[TASK]: Write every line of the material out exactly as shown.

[MATERIAL TO PROCESS]:

▬▬▬▬▬▬▬▬▬▬

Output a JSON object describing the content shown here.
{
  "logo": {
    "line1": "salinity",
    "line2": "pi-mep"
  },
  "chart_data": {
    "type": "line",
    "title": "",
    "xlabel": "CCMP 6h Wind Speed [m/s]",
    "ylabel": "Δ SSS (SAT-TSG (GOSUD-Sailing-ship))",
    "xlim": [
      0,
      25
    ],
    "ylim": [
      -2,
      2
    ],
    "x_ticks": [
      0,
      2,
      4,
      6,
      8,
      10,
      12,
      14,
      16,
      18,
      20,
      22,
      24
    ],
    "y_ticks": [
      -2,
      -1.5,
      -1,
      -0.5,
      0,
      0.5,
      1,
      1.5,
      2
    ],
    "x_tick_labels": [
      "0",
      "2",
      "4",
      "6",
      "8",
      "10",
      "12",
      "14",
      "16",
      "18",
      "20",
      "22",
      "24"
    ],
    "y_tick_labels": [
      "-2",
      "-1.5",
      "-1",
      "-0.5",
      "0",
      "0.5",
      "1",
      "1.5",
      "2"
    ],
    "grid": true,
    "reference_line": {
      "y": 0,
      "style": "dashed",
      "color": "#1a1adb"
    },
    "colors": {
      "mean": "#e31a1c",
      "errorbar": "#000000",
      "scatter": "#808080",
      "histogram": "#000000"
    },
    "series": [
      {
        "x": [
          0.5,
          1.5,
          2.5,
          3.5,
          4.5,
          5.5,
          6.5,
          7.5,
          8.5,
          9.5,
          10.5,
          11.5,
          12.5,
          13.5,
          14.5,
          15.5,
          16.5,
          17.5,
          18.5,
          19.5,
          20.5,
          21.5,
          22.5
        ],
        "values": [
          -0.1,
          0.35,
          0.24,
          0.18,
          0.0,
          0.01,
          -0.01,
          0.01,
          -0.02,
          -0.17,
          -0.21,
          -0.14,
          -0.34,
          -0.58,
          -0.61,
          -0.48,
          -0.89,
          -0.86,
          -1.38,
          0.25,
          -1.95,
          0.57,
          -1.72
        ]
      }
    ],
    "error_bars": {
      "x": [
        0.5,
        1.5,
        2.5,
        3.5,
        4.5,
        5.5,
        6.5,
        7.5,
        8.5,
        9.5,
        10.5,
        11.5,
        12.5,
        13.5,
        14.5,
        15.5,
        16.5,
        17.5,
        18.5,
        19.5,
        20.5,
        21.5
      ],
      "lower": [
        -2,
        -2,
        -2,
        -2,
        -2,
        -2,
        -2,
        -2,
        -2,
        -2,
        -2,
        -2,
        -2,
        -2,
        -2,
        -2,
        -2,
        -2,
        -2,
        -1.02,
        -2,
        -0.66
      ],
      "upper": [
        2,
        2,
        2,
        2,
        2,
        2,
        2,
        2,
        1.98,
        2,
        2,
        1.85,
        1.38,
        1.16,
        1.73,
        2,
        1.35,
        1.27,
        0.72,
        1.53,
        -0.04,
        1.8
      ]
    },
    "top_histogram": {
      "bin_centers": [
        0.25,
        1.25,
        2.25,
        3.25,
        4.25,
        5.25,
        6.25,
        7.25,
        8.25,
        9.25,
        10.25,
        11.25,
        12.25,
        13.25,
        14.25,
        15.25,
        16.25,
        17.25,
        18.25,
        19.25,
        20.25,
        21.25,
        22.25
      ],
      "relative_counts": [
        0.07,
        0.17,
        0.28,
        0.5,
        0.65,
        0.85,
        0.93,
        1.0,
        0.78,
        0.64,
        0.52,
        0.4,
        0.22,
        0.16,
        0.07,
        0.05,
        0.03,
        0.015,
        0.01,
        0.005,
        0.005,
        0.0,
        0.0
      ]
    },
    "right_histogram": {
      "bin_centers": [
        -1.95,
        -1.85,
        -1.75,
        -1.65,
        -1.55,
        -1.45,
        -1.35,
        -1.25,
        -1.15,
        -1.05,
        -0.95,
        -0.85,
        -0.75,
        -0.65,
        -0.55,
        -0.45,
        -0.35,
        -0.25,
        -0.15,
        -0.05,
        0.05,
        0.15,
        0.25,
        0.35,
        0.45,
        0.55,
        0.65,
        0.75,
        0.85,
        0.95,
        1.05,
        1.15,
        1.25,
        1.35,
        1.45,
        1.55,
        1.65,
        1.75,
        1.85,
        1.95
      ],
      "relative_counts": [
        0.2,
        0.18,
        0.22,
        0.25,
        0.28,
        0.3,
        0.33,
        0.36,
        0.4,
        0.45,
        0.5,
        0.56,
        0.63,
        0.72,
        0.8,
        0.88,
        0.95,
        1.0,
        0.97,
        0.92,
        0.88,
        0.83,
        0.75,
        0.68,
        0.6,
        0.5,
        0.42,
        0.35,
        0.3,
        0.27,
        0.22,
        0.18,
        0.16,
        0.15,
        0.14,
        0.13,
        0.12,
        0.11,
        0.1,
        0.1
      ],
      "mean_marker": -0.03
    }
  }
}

▬▬▬▬▬▬▬▬▬▬

[ANSWER IN FULL]:
Output a JSON object describing the content shown here.
{
  "logo": {
    "line1": "salinity",
    "line2": "pi-mep"
  },
  "chart_data": {
    "type": "line",
    "title": "",
    "xlabel": "CCMP 6h Wind Speed [m/s]",
    "ylabel": "Δ SSS (SAT-TSG (GOSUD-Sailing-ship))",
    "xlim": [
      0,
      25
    ],
    "ylim": [
      -2,
      2
    ],
    "x_ticks": [
      0,
      2,
      4,
      6,
      8,
      10,
      12,
      14,
      16,
      18,
      20,
      22,
      24
    ],
    "y_ticks": [
      -2,
      -1.5,
      -1,
      -0.5,
      0,
      0.5,
      1,
      1.5,
      2
    ],
    "x_tick_labels": [
      "0",
      "2",
      "4",
      "6",
      "8",
      "10",
      "12",
      "14",
      "16",
      "18",
      "20",
      "22",
      "24"
    ],
    "y_tick_labels": [
      "-2",
      "-1.5",
      "-1",
      "-0.5",
      "0",
      "0.5",
      "1",
      "1.5",
      "2"
    ],
    "grid": true,
    "reference_line": {
      "y": 0,
      "style": "dashed",
      "color": "#1a1adb"
    },
    "colors": {
      "mean": "#e31a1c",
      "errorbar": "#000000",
      "scatter": "#808080",
      "histogram": "#000000"
    },
    "series": [
      {
        "x": [
          0.5,
          1.5,
          2.5,
          3.5,
          4.5,
          5.5,
          6.5,
          7.5,
          8.5,
          9.5,
          10.5,
          11.5,
          12.5,
          13.5,
          14.5,
          15.5,
          16.5,
          17.5,
          18.5,
          19.5,
          20.5,
          21.5,
          22.5
        ],
        "values": [
          -0.1,
          0.35,
          0.24,
          0.18,
          0.0,
          0.01,
          -0.01,
          0.01,
          -0.02,
          -0.17,
          -0.21,
          -0.14,
          -0.34,
          -0.58,
          -0.61,
          -0.48,
          -0.89,
          -0.86,
          -1.38,
          0.25,
          -1.95,
          0.57,
          -1.72
        ]
      }
    ],
    "error_bars": {
      "x": [
        0.5,
        1.5,
        2.5,
        3.5,
        4.5,
        5.5,
        6.5,
        7.5,
        8.5,
        9.5,
        10.5,
        11.5,
        12.5,
        13.5,
        14.5,
        15.5,
        16.5,
        17.5,
        18.5,
        19.5,
        20.5,
        21.5
      ],
      "lower": [
        -2,
        -2,
        -2,
        -2,
        -2,
        -2,
        -2,
        -2,
        -2,
        -2,
        -2,
        -2,
        -2,
        -2,
        -2,
        -2,
        -2,
        -2,
        -2,
        -1.02,
        -2,
        -0.66
      ],
      "upper": [
        2,
        2,
        2,
        2,
        2,
        2,
        2,
        2,
        1.98,
        2,
        2,
        1.85,
        1.38,
        1.16,
        1.73,
        2,
        1.35,
        1.27,
        0.72,
        1.53,
        -0.04,
        1.8
      ]
    },
    "top_histogram": {
      "bin_centers": [
        0.25,
        1.25,
        2.25,
        3.25,
        4.25,
        5.25,
        6.25,
        7.25,
        8.25,
        9.25,
        10.25,
        11.25,
        12.25,
        13.25,
        14.25,
        15.25,
        16.25,
        17.25,
        18.25,
        19.25,
        20.25,
        21.25,
        22.25
      ],
      "relative_counts": [
        0.07,
        0.17,
        0.28,
        0.5,
        0.65,
        0.85,
        0.93,
        1.0,
        0.78,
        0.64,
        0.52,
        0.4,
        0.22,
        0.16,
        0.07,
        0.05,
        0.03,
        0.015,
        0.01,
        0.005,
        0.005,
        0.0,
        0.0
      ]
    },
    "right_histogram": {
      "bin_centers": [
        -1.95,
        -1.85,
        -1.75,
        -1.65,
        -1.55,
        -1.45,
        -1.35,
        -1.25,
        -1.15,
        -1.05,
        -0.95,
        -0.85,
        -0.75,
        -0.65,
        -0.55,
        -0.45,
        -0.35,
        -0.25,
        -0.15,
        -0.05,
        0.05,
        0.15,
        0.25,
        0.35,
        0.45,
        0.55,
        0.65,
        0.75,
        0.85,
        0.95,
        1.05,
        1.15,
        1.25,
        1.35,
        1.45,
        1.55,
        1.65,
        1.75,
        1.85,
        1.95
      ],
      "relative_counts": [
        0.2,
        0.18,
        0.22,
        0.25,
        0.28,
        0.3,
        0.33,
        0.36,
        0.4,
        0.45,
        0.5,
        0.56,
        0.63,
        0.72,
        0.8,
        0.88,
        0.95,
        1.0,
        0.97,
        0.92,
        0.88,
        0.83,
        0.75,
        0.68,
        0.6,
        0.5,
        0.42,
        0.35,
        0.3,
        0.27,
        0.22,
        0.18,
        0.16,
        0.15,
        0.14,
        0.13,
        0.12,
        0.11,
        0.1,
        0.1
      ],
      "mean_marker": -0.03
    }
  }
}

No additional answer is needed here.